Problem to solve
Wherever the word "ในความอน" turns up in a line of the entries, copy that line.
>>>
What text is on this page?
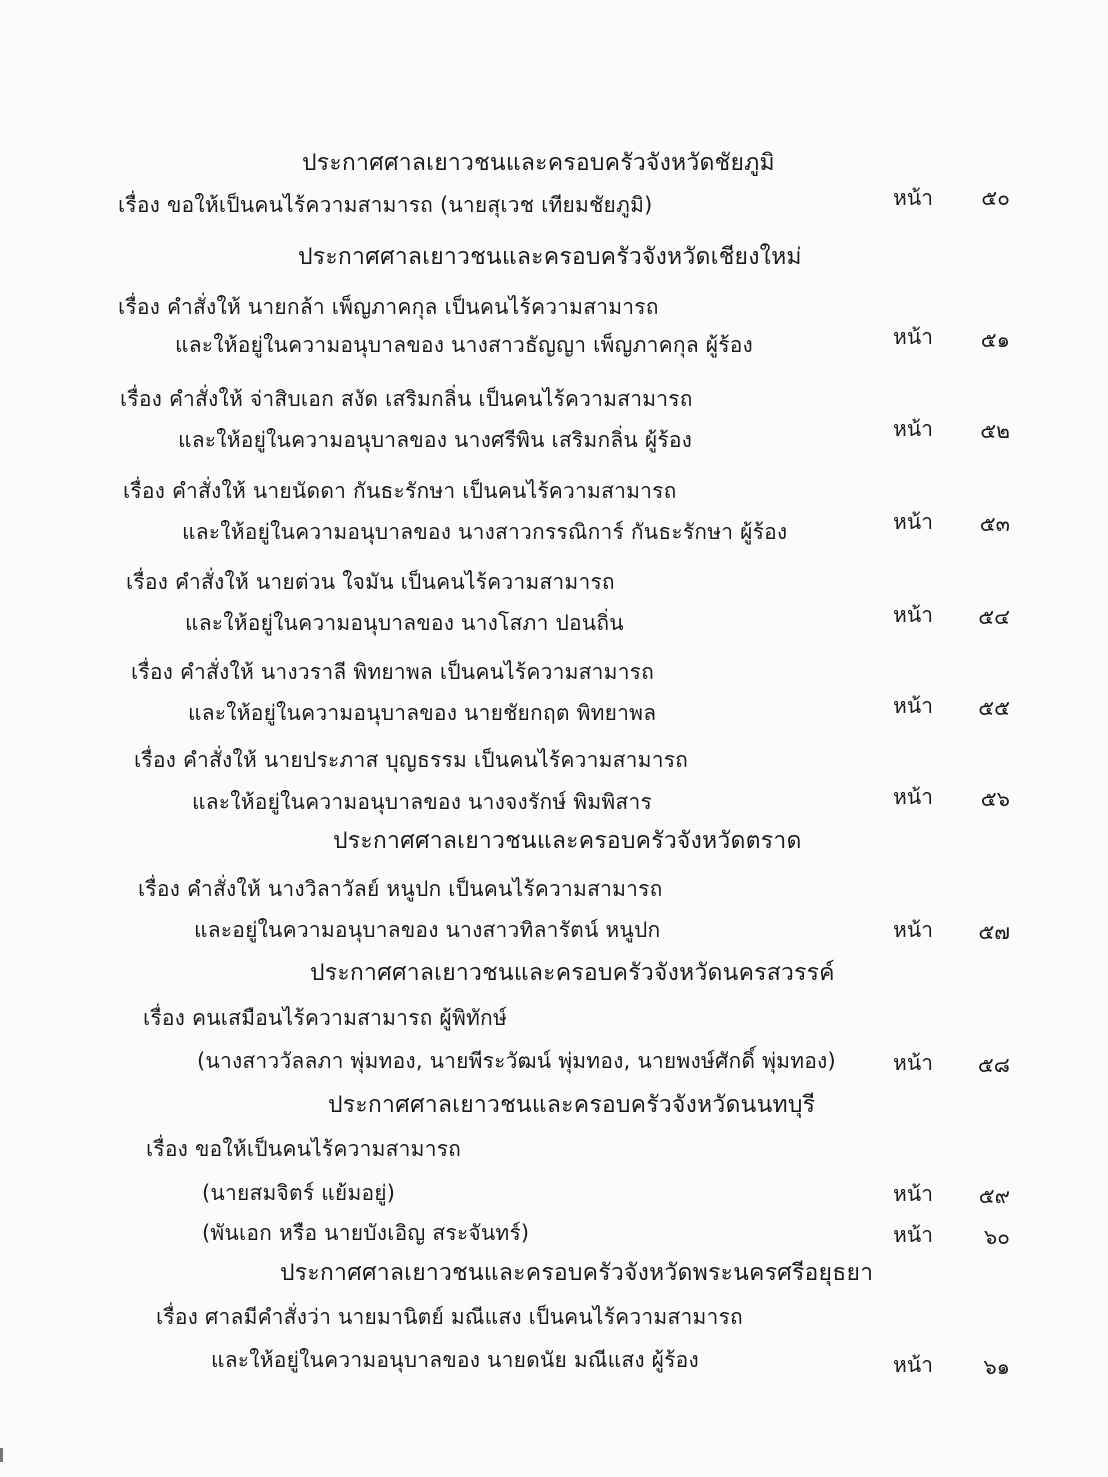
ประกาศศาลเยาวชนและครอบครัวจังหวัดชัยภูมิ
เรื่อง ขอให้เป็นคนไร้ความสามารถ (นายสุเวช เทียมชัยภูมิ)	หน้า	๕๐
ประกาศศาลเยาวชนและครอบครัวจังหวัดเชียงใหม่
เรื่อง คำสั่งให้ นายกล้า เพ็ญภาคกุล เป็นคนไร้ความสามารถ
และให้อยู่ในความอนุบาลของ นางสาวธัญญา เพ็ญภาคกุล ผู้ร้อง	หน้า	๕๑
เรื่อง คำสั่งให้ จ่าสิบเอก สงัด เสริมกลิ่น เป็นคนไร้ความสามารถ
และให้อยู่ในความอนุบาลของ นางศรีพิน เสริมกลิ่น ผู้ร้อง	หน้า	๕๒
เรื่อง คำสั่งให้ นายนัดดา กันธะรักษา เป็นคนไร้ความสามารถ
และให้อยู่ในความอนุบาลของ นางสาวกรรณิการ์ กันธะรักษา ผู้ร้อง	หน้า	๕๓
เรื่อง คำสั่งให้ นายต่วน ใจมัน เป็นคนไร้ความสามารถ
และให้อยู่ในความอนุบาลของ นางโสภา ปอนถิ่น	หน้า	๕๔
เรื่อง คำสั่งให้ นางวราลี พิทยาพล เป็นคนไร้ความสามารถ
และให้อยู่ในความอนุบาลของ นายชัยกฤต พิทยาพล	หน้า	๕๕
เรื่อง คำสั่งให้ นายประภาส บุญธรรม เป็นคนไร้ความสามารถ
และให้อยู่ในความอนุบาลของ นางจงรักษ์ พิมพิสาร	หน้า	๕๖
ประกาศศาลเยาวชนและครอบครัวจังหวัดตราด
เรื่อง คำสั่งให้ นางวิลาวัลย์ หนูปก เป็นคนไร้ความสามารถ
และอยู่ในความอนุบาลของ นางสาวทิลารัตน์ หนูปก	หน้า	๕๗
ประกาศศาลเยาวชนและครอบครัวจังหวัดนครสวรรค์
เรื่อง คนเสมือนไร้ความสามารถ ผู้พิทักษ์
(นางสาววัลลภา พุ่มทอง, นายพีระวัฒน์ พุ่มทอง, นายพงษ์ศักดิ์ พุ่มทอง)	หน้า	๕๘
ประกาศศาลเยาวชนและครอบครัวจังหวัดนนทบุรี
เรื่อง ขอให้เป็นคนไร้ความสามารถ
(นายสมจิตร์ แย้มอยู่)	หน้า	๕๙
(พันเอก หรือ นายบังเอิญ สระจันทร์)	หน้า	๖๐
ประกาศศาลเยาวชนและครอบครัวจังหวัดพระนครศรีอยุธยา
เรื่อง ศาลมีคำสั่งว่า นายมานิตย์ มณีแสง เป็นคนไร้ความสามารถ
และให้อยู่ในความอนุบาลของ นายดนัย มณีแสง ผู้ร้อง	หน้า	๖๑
<<<
Answer for this exercise
และให้อยู่ในความอนุบาลของ นางสาวธัญญา เพ็ญภาคกุล ผู้ร้อง	หน้า	๕๑
และให้อยู่ในความอนุบาลของ นางศรีพิน เสริมกลิ่น ผู้ร้อง	หน้า	๕๒
และให้อยู่ในความอนุบาลของ นางสาวกรรณิการ์ กันธะรักษา ผู้ร้อง	หน้า	๕๓
และให้อยู่ในความอนุบาลของ นางโสภา ปอนถิ่น	หน้า	๕๔
และให้อยู่ในความอนุบาลของ นายชัยกฤต พิทยาพล	หน้า	๕๕
และให้อยู่ในความอนุบาลของ นางจงรักษ์ พิมพิสาร	หน้า	๕๖
และอยู่ในความอนุบาลของ นางสาวทิลารัตน์ หนูปก	หน้า	๕๗
และให้อยู่ในความอนุบาลของ นายดนัย มณีแสง ผู้ร้อง	หน้า	๖๑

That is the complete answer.